───── Materials provided ─────

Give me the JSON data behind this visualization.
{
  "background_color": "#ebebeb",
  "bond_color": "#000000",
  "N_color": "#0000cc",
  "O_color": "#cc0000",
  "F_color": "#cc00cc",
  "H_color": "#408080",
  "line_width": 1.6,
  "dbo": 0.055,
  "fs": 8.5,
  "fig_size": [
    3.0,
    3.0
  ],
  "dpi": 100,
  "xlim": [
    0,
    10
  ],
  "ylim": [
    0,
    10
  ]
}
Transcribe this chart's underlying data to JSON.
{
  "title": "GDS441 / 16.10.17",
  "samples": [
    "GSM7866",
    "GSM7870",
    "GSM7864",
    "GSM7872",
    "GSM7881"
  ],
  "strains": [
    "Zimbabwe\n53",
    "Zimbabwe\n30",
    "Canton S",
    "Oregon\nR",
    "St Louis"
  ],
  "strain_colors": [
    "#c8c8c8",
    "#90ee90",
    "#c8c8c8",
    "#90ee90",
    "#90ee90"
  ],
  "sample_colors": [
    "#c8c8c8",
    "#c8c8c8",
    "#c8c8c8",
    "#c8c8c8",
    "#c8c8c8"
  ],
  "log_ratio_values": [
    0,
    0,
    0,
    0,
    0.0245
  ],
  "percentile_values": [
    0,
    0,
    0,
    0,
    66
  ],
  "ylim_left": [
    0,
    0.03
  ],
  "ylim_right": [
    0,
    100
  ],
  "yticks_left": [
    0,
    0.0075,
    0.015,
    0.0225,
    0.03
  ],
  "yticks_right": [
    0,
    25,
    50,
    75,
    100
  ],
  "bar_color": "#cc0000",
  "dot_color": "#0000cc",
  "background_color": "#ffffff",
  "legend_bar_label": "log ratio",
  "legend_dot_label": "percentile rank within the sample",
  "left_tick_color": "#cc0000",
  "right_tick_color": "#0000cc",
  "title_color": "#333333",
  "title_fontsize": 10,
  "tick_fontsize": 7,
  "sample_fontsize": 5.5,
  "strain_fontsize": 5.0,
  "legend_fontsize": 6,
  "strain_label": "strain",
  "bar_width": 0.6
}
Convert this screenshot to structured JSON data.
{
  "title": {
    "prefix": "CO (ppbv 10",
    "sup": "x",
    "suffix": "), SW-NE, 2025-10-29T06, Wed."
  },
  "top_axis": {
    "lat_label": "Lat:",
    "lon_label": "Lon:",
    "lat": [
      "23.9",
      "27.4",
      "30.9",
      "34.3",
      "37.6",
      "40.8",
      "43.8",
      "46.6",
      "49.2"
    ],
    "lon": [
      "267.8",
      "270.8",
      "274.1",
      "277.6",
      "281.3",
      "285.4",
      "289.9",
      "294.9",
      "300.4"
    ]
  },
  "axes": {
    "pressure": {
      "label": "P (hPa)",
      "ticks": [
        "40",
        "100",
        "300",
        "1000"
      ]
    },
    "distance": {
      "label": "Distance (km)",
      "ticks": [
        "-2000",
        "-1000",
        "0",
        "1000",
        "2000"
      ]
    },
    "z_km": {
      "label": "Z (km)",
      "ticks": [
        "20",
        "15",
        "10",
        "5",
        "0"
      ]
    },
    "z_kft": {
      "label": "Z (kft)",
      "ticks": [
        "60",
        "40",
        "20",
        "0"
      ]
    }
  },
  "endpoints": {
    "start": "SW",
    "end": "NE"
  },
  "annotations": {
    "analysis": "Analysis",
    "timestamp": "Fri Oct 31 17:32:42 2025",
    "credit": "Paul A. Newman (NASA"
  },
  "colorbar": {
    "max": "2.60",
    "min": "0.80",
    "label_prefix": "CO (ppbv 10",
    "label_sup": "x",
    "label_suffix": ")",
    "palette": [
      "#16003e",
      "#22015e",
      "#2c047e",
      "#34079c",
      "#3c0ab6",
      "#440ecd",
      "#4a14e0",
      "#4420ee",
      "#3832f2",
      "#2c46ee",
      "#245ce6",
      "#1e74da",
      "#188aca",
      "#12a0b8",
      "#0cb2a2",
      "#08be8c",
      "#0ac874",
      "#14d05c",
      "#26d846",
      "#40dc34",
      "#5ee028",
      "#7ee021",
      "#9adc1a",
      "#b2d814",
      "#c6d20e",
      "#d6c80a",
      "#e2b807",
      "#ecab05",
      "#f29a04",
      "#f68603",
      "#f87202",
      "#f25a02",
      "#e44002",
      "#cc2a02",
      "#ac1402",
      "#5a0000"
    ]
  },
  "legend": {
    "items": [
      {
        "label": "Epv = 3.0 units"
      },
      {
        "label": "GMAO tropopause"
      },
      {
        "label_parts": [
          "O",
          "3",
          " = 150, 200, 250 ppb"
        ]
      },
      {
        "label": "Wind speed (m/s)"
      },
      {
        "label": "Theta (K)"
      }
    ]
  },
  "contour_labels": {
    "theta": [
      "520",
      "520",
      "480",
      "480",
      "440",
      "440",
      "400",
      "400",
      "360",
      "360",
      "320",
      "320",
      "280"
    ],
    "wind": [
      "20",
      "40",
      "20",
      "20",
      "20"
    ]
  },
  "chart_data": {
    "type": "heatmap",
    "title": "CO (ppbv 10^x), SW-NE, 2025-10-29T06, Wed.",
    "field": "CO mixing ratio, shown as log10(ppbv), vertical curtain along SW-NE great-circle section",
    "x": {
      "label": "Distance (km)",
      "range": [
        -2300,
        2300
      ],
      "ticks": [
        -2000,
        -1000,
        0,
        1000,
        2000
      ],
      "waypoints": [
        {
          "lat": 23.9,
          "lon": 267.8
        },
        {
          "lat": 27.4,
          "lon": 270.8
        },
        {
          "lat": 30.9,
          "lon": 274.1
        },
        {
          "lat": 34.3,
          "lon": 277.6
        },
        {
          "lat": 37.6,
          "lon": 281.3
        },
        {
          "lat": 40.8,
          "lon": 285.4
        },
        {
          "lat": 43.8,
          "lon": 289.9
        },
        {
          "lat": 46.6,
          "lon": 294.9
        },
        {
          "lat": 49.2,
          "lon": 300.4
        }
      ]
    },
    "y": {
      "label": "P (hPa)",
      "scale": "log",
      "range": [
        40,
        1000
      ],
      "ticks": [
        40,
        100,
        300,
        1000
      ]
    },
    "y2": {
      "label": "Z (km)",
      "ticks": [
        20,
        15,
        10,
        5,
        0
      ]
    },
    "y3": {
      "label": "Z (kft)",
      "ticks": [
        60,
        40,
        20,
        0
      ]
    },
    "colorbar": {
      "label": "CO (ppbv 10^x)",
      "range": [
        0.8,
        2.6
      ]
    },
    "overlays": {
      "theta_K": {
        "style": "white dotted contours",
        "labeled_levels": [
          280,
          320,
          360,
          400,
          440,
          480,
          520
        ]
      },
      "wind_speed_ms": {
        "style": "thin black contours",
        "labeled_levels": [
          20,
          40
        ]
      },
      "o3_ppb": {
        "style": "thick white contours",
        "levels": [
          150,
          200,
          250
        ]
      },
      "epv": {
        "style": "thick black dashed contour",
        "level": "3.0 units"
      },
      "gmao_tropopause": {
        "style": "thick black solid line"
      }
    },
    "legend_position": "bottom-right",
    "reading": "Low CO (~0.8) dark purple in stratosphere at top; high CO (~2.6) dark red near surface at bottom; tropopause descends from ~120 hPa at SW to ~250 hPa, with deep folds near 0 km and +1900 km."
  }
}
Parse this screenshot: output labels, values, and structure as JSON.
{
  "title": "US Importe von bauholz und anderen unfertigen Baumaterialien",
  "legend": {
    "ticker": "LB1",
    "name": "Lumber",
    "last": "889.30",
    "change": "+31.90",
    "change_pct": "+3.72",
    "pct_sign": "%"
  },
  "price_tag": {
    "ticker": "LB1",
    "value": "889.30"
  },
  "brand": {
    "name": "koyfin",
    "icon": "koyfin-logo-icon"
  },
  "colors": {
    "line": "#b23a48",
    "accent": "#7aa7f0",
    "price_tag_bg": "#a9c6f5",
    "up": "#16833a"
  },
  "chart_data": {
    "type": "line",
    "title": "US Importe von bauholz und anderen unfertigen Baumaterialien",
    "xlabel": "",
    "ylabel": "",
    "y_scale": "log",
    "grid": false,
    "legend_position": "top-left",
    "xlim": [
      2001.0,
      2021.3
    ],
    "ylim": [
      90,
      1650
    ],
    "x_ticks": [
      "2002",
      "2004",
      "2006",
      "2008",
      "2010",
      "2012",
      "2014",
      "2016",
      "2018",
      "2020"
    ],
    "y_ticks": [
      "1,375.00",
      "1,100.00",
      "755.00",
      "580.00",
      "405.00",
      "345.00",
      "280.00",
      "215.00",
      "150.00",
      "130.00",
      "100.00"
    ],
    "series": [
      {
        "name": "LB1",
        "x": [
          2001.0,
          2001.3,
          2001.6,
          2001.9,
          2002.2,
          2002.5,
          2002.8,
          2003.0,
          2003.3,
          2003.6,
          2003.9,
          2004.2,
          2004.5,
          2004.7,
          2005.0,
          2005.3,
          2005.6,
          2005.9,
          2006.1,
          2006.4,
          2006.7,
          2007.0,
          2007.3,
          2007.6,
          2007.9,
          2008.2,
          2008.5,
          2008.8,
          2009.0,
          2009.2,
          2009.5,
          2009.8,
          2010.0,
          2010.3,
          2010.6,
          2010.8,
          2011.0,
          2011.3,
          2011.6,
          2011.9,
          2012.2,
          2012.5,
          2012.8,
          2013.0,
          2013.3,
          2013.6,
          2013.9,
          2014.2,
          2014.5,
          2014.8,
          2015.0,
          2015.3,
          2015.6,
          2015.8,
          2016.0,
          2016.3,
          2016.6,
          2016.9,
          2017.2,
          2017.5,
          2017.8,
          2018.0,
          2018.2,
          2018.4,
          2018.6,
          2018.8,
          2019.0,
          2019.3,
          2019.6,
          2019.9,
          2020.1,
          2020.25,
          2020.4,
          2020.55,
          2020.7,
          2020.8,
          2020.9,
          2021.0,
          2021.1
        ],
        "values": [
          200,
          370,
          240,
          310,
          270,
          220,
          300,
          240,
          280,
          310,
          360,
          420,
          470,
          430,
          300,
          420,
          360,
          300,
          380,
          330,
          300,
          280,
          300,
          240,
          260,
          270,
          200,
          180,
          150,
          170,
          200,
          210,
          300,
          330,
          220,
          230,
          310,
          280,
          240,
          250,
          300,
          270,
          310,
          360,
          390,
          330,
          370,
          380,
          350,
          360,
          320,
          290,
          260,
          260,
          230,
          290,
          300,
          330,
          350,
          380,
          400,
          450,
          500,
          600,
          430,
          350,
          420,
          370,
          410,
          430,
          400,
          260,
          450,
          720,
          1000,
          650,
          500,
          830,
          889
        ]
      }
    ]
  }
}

─────

The request: Identify each line in the records above containing the word "this"; copy those lines.

Result:
Give me the JSON data behind this visualization.
Transcribe this chart's underlying data to JSON.
Convert this screenshot to structured JSON data.
Parse this screenshot: output labels, values, and structure as JSON.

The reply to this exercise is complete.